There is no agreement in the literature whether the formulation of a
mechanism includes or excludes initial conditions and outcomes, i.e. whether the
term "mechanism" refers to a (recurrent) process from beginning to
end, or only to that part of it which "links" beginning and end.
Machamer, Darden and Craver (2000) use the term explicitly for entire processes;
for them, a mechanism consists of set-up conditions, intermediate activities,
and termination conditions. Hedström and Swedberg (1996) on the other hand use
the term "mechanism" to refer to that part of a process that
"links" cause (or input, as they say) and effect (outcome), or
formally expressed: I - M - O. The mechanisms M serves to explicate an observed
relationship between specific initial conditions and a specific outcome.
*****
— EXERCISE DIRECTIONS —
Please pull the span of the passage on defining mechanisms that runs from "There is no" up to and including "beginning and end.", copying it word for word.

— MATERIAL SHOWN —
*****
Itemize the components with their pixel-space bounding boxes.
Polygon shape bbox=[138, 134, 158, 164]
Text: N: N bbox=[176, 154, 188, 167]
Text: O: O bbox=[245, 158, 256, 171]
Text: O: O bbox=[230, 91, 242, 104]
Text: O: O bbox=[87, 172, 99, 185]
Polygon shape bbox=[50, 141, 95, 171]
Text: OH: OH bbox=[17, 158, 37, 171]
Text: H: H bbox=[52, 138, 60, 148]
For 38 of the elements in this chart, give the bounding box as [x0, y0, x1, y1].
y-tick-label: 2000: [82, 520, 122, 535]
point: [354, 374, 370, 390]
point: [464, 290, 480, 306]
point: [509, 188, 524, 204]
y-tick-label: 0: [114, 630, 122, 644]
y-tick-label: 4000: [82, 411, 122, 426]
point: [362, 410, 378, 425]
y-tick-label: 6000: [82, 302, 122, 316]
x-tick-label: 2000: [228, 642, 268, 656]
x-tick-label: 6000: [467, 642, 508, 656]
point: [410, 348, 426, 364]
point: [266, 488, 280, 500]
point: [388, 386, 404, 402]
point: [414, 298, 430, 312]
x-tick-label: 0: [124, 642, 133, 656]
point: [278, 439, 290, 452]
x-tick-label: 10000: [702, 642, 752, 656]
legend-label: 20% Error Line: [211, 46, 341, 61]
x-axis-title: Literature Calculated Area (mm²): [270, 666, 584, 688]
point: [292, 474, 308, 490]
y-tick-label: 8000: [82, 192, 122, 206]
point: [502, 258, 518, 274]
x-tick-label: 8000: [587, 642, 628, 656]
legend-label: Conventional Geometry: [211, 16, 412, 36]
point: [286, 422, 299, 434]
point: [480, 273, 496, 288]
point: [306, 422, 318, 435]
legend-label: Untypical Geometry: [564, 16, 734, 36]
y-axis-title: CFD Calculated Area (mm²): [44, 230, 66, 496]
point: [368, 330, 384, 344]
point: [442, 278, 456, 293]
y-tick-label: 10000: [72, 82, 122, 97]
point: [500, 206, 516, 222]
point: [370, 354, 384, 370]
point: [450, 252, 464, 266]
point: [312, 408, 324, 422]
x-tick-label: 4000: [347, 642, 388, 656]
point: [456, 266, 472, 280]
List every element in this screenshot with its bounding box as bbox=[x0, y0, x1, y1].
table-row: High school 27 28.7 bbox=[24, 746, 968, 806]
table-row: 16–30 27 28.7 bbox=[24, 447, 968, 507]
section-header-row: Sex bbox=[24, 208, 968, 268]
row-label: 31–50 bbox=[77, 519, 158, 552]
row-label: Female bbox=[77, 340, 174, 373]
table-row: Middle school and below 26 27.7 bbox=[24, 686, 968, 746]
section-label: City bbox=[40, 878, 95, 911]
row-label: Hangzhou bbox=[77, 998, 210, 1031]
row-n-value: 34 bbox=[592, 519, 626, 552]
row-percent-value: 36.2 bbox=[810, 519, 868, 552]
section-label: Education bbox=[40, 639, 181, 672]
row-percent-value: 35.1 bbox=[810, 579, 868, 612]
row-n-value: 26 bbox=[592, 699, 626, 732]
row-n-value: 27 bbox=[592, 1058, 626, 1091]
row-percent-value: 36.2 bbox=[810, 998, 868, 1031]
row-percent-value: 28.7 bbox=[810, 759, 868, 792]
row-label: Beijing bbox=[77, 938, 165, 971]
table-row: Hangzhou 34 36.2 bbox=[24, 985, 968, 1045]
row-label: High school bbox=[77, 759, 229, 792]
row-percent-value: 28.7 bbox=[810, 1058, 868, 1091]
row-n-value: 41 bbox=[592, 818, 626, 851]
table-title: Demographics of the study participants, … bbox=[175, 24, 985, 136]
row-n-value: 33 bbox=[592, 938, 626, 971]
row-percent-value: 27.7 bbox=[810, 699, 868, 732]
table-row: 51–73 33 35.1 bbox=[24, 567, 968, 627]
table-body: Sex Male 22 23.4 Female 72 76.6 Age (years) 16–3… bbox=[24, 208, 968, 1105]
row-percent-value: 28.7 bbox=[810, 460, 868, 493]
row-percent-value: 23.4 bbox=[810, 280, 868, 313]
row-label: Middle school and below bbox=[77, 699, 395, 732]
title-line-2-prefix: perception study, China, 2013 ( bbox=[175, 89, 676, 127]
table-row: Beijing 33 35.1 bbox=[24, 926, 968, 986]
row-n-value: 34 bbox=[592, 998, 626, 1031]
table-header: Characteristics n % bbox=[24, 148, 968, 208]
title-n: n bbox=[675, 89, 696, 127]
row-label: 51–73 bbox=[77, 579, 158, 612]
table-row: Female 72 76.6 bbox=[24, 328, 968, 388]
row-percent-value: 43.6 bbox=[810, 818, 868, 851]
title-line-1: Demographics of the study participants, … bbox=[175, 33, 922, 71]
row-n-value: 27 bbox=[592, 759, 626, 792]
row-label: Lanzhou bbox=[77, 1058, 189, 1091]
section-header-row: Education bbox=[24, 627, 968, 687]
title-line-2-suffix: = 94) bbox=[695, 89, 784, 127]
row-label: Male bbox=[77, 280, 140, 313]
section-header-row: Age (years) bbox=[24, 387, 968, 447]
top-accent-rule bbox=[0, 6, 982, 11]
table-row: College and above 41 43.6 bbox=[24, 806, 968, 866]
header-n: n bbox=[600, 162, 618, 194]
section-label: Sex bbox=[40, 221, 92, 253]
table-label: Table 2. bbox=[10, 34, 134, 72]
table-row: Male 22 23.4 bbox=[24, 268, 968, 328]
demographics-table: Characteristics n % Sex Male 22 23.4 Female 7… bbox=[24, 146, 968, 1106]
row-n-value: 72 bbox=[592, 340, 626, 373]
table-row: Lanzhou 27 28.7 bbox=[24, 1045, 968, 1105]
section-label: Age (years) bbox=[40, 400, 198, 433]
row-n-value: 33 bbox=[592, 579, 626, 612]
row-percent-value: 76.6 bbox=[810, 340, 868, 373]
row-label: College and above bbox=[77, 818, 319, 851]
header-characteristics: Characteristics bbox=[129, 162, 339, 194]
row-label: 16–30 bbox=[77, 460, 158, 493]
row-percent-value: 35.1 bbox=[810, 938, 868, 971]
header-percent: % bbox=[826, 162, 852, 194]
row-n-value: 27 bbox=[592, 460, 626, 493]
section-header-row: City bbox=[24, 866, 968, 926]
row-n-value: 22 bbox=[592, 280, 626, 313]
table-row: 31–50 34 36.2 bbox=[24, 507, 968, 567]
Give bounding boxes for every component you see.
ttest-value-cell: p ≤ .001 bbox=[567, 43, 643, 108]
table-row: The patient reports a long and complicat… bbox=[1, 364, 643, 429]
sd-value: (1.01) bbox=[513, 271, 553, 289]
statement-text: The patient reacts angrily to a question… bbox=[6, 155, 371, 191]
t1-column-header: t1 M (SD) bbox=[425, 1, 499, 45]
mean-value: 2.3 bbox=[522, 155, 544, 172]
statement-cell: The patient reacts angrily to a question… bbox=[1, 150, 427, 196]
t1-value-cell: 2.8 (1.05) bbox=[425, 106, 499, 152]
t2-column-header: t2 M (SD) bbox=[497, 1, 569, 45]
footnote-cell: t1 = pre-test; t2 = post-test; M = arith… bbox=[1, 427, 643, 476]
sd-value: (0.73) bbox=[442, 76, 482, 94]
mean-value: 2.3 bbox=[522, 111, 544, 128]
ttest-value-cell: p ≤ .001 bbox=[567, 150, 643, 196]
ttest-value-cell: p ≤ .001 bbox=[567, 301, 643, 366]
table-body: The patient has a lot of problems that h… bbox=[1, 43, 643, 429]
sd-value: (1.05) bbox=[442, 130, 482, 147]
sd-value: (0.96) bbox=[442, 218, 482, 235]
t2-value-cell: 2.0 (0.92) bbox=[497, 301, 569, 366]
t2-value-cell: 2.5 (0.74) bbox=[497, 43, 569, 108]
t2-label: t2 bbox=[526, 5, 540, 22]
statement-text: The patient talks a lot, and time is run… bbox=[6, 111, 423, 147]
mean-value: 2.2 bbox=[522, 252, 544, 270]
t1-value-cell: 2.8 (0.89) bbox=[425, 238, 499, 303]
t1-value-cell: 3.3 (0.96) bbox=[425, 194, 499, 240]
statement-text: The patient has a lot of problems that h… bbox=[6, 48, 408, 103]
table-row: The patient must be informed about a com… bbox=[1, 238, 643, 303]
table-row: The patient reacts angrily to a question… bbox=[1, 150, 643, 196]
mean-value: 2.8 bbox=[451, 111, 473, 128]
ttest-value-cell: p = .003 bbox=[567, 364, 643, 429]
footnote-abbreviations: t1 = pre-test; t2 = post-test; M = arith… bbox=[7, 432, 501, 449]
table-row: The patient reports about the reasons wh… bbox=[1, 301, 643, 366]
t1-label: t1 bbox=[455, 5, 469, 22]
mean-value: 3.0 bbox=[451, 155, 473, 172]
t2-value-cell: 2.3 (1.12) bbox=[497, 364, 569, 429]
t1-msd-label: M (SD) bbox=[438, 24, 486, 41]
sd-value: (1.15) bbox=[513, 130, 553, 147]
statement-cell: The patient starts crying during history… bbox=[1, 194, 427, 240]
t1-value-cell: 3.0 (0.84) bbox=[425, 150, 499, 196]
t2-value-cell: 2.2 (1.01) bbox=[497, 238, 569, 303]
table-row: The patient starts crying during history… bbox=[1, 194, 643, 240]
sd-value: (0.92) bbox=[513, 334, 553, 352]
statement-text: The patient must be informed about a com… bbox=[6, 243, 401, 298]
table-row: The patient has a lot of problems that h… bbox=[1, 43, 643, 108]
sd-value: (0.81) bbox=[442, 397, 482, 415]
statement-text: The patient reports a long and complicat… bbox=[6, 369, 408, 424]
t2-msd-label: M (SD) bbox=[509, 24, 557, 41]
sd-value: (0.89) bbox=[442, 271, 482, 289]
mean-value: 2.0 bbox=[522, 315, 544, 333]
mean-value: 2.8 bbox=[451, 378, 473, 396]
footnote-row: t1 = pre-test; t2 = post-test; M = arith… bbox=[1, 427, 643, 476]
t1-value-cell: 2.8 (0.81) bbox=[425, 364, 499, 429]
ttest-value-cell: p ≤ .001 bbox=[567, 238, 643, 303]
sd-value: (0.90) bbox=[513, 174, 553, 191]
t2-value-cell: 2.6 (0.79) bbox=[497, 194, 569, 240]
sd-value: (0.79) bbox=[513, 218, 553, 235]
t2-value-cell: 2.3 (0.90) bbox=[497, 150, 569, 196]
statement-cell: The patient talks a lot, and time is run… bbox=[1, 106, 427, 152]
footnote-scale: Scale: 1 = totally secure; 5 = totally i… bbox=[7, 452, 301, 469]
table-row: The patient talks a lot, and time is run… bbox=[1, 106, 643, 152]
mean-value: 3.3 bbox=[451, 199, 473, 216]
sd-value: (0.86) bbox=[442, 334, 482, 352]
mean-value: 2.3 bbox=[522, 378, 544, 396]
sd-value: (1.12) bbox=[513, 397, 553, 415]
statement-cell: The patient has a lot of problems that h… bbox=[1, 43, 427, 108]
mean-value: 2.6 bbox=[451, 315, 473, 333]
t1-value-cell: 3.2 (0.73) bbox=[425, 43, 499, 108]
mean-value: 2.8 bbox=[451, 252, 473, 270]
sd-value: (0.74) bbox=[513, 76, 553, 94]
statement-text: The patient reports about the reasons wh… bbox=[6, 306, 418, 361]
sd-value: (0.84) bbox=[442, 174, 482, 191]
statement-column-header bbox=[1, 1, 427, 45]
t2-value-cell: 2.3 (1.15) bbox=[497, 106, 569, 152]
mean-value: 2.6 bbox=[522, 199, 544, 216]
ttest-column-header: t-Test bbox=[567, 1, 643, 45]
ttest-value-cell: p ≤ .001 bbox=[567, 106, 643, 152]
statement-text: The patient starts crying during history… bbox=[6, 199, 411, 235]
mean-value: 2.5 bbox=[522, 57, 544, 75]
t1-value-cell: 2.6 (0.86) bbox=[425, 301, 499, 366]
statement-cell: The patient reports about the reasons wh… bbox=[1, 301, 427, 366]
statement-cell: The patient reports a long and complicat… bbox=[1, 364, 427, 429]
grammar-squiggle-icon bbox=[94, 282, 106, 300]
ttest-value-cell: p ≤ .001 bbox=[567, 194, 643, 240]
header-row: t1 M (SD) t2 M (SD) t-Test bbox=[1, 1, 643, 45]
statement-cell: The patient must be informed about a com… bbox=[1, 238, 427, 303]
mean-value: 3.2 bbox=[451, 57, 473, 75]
*****
— FINISHED ANSWER —
There is no agreement in the literature whether the formulation of a
mechanism includes or excludes initial conditions and outcomes, i.e. whether the
term "mechanism" refers to a (recurrent) process from beginning to
end, or only to that part of it which "links" beginning and end.